BEGIN TEXT TO READ

But, against all my effort to convince him over the past year, he hasn’t gone near EVE.
And regardless of every explanation I’ve given him, he attributes his hesitation to the simple notion that he doesn’t “get” the concept. He says all the things I love about how different the game’s mechanics are, are the very reasons why he thinks it’s too far out of his comfort zone. No huge loot rewards? No levels? No experience grind?
The other night, however, I finally broke some ground with him when he asked me a very simple question: “Don’t you miss earning that one fat axe that looks better than everyone else’s?”
My response was that the feeling of reward in EVE isn’t about getting the axe, but what you accomplish with it.
He quickly responded, “That’s the best explanation of EVE you’ve ever given me.”
That ship you fly didn’t drop off a huge space boss. That new turret you own was bought off the market just like everyone else’s. There’s nothing inherently unique about the items you own in EVE, thus they aren’t the same means of gratification that other loot/grind RPGs give a player.
You have access to the same skills. Your ship looks like all the others. There are no rigid class systems that limits gameplay to a particular way that determines your advantage over competing pilots.
EVE’s gameplay is about how you use that ship in a way other pilots didn’t expect. It’s about modifying a fitting that the enemy can’t anticipate. It’s about finding a niche in the market and exploiting it. The feeling of reward comes when you carve a career out of a style of playing that’s exclusive to you.
How you decide to play EVE makes you unique, and creativity is a pilot’s greatest asset.
So for budding pilots with a fresh set of wings, remember always that you determine your gameplay in New Eden. If it’s boring, then make it interesting. If it’s hard, make it easier. And if you want that shiny piece of fat loot, make a lot of ISK.
For the record, my brother activated his subscription yesterday.

END TEXT TO READ

### WHAT YOU NEED TO DO
Copy out the whole text about what makes EVE rewarding, word for word.

BEGIN GIVEN RECORDS

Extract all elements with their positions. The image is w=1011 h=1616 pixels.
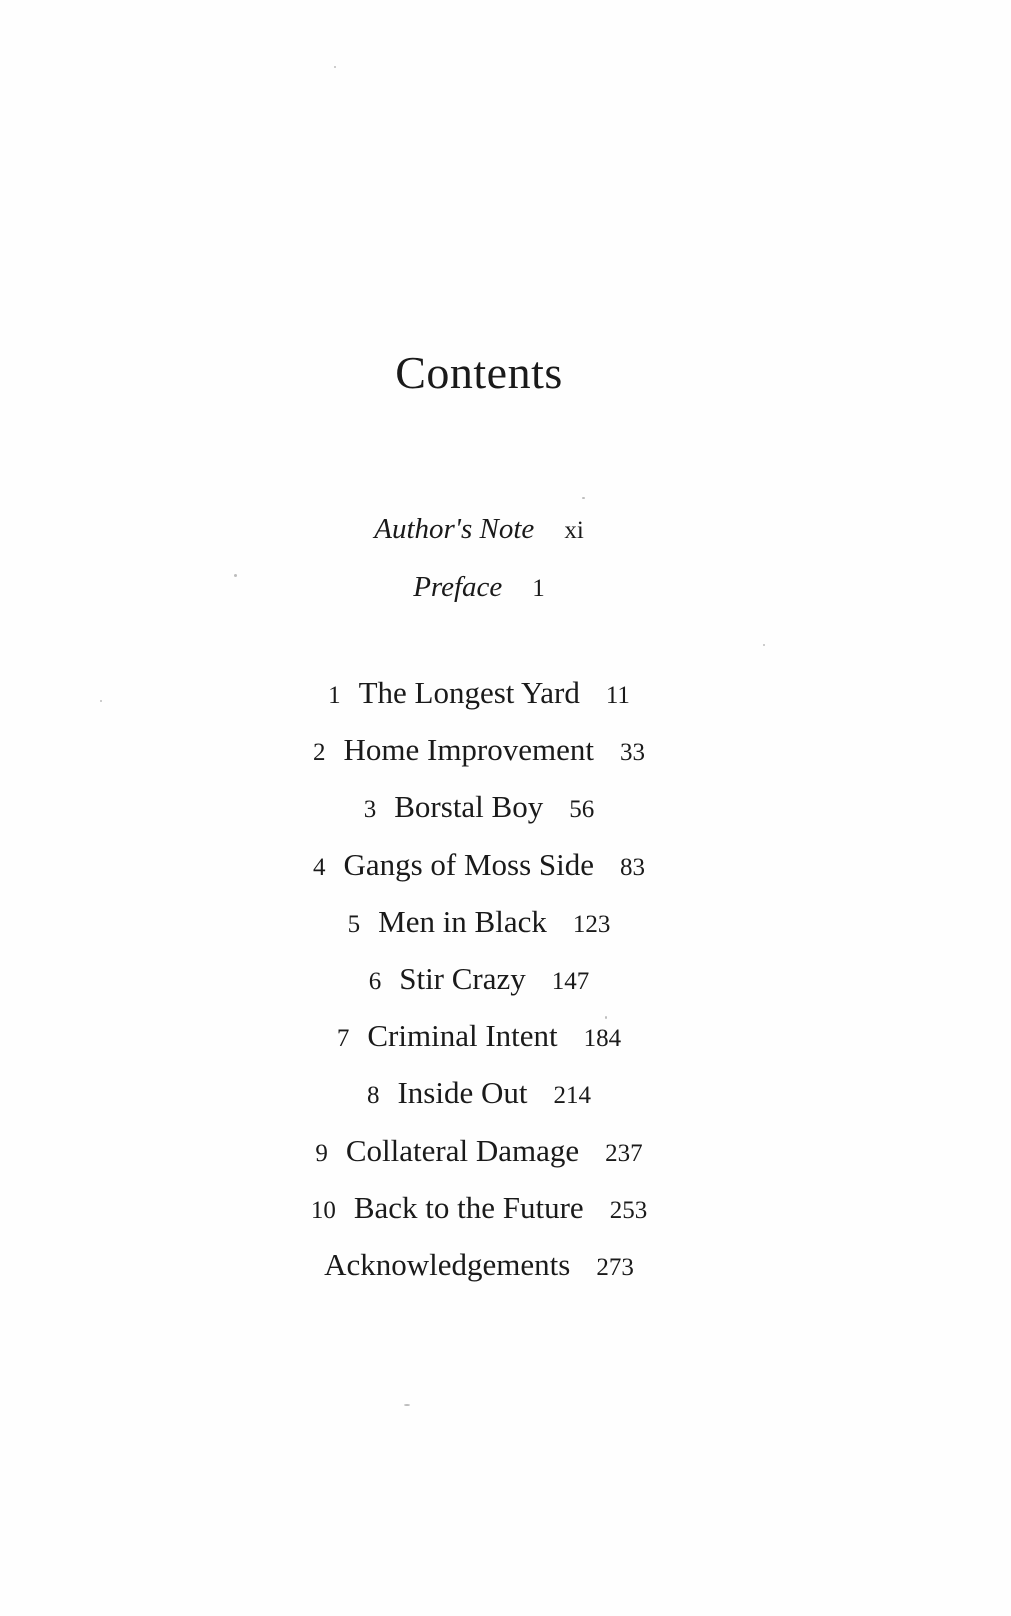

END GIVEN RECORDS
BEGIN GIVEN RECORDS

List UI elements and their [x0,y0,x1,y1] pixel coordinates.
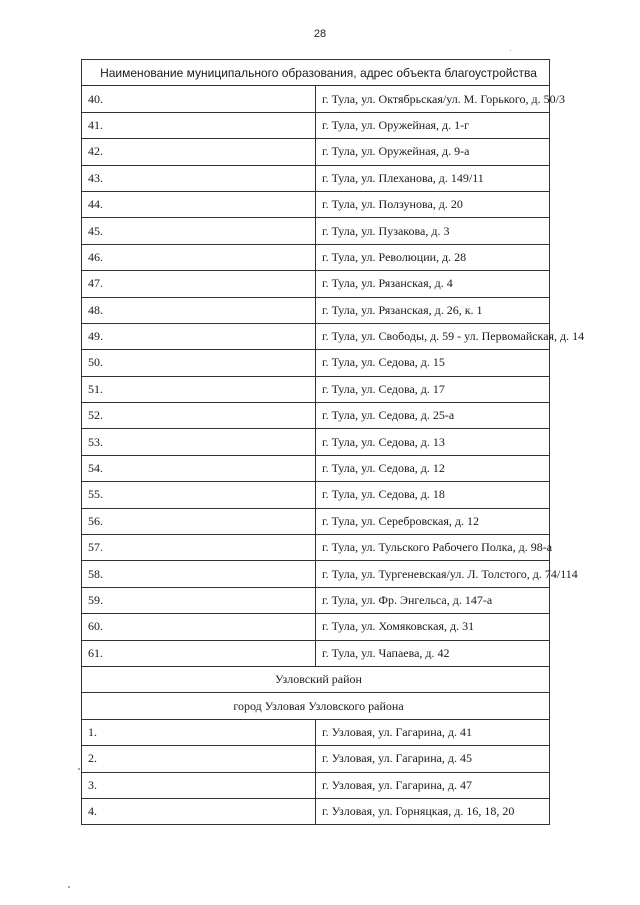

END GIVEN RECORDS
BEGIN GIVEN RECORDS

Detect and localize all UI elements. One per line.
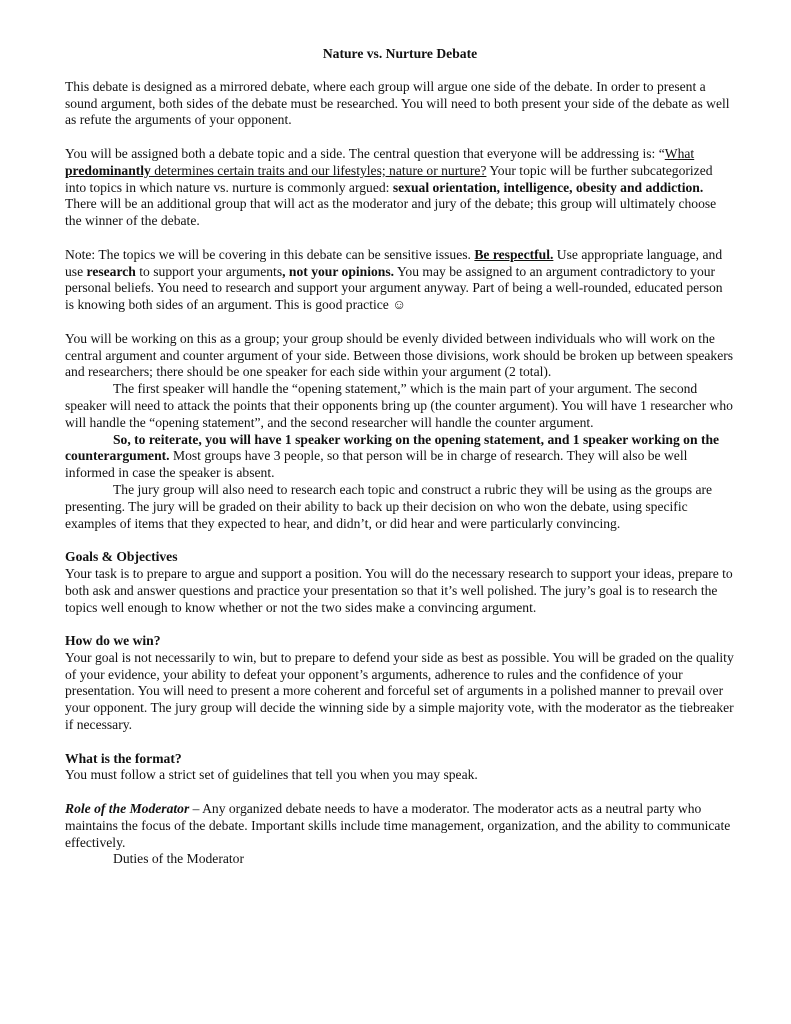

END GIVEN RECORDS

### FULL ANSWER
But, against all my effort to convince him over the past year, he hasn’t gone near EVE.
And regardless of every explanation I’ve given him, he attributes his hesitation to the simple notion that he doesn’t “get” the concept. He says all the things I love about how different the game’s mechanics are, are the very reasons why he thinks it’s too far out of his comfort zone. No huge loot rewards? No levels? No experience grind?
The other night, however, I finally broke some ground with him when he asked me a very simple question: “Don’t you miss earning that one fat axe that looks better than everyone else’s?”
My response was that the feeling of reward in EVE isn’t about getting the axe, but what you accomplish with it.
He quickly responded, “That’s the best explanation of EVE you’ve ever given me.”
That ship you fly didn’t drop off a huge space boss. That new turret you own was bought off the market just like everyone else’s. There’s nothing inherently unique about the items you own in EVE, thus they aren’t the same means of gratification that other loot/grind RPGs give a player.
You have access to the same skills. Your ship looks like all the others. There are no rigid class systems that limits gameplay to a particular way that determines your advantage over competing pilots.
EVE’s gameplay is about how you use that ship in a way other pilots didn’t expect. It’s about modifying a fitting that the enemy can’t anticipate. It’s about finding a niche in the market and exploiting it. The feeling of reward comes when you carve a career out of a style of playing that’s exclusive to you.
How you decide to play EVE makes you unique, and creativity is a pilot’s greatest asset.
So for budding pilots with a fresh set of wings, remember always that you determine your gameplay in New Eden. If it’s boring, then make it interesting. If it’s hard, make it easier. And if you want that shiny piece of fat loot, make a lot of ISK.
For the record, my brother activated his subscription yesterday.